*TASK DATA*
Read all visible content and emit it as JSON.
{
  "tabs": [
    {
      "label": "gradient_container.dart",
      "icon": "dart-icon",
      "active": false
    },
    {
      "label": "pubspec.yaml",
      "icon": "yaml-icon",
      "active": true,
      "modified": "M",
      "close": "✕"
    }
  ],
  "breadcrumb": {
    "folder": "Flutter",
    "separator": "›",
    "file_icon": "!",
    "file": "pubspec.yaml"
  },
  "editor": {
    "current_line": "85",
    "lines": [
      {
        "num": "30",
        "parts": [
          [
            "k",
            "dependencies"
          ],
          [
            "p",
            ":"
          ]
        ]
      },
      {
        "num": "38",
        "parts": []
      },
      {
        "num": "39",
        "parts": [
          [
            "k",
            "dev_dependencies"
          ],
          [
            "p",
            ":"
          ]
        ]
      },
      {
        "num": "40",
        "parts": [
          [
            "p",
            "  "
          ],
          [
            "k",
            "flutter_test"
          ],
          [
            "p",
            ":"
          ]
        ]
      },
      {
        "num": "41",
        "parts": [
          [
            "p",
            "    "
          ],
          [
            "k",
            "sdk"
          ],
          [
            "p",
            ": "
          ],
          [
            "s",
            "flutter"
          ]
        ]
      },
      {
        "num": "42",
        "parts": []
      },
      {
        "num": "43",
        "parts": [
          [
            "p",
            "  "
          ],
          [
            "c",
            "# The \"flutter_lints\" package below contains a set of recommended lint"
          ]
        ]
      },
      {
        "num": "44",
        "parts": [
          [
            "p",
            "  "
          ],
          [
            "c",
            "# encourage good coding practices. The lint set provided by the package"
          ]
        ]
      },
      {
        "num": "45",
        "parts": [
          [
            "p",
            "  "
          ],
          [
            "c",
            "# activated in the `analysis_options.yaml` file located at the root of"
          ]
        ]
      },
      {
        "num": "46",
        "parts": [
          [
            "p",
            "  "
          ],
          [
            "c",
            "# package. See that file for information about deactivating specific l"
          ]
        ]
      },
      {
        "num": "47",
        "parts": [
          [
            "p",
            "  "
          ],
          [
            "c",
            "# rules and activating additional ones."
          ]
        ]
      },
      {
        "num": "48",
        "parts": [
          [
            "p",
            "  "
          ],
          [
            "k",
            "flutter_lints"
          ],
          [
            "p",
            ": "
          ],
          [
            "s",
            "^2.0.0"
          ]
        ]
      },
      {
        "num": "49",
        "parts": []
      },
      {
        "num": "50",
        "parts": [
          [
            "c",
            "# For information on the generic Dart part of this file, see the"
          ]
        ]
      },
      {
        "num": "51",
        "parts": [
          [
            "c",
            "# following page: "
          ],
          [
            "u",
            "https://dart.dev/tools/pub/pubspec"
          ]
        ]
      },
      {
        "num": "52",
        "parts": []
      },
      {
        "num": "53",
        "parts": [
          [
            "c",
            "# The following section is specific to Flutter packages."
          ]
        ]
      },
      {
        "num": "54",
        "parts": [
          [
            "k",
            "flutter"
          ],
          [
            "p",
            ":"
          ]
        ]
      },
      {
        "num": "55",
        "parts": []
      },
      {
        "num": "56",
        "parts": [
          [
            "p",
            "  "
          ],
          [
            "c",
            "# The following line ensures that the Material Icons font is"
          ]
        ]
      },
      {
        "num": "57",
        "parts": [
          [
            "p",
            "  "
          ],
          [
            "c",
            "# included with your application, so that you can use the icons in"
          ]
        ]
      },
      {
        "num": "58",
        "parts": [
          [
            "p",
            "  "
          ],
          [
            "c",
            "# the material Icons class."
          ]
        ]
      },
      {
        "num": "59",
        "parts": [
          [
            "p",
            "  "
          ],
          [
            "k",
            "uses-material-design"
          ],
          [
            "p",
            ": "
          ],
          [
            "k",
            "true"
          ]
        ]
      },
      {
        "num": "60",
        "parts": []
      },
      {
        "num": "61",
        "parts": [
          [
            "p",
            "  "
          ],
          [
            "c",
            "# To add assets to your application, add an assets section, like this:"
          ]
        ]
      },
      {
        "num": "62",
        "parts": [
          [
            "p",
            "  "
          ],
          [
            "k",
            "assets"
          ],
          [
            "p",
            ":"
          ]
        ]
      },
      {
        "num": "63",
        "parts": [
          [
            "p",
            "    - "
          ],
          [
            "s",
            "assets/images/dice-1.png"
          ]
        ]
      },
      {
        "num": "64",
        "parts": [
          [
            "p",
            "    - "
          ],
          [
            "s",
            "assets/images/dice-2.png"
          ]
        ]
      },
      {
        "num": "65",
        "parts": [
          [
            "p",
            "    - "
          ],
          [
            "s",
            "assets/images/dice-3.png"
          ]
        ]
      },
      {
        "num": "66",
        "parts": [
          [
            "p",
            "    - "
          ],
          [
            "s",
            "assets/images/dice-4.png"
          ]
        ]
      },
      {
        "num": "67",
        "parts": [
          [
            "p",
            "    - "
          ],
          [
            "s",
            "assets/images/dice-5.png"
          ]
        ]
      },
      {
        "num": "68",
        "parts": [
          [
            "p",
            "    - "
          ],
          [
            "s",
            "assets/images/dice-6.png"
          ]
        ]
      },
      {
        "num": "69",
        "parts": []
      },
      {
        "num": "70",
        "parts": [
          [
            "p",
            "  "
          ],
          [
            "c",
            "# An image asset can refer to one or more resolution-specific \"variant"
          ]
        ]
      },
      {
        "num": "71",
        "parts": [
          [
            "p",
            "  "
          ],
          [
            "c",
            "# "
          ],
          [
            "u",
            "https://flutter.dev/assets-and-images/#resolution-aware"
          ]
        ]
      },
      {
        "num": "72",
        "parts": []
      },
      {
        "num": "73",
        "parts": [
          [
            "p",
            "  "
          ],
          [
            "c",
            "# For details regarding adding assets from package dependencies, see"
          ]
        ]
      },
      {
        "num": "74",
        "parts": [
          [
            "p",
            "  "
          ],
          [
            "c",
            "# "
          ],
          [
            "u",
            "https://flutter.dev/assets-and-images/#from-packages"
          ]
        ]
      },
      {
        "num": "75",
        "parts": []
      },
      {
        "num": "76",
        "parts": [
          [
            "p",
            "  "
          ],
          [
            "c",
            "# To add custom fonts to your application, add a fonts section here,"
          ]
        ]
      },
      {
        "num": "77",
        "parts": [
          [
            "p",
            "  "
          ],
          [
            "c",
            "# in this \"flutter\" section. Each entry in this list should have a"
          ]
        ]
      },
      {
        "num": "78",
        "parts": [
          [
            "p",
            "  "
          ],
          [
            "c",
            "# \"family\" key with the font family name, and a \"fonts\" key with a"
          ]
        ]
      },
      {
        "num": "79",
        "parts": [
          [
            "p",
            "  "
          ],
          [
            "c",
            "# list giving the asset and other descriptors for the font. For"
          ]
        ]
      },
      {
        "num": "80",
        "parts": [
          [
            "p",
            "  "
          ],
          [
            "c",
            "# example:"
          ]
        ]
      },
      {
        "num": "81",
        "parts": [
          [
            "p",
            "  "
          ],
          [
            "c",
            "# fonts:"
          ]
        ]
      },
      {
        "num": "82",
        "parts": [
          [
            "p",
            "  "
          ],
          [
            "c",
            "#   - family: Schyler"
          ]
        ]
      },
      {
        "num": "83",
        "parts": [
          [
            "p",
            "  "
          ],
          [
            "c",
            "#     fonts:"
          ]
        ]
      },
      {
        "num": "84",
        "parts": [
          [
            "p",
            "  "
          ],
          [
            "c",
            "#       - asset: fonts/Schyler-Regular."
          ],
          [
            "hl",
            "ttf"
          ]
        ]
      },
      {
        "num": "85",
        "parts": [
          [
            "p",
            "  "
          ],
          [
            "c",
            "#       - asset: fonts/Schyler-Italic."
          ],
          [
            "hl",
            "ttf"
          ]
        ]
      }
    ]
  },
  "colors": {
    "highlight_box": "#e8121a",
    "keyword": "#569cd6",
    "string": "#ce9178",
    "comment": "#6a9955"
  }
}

*EXERCISE INSTRUCTIONS*
Provide the number of lines in the entries that include "images", and no other text.

*WRITTEN RESPONSE*
8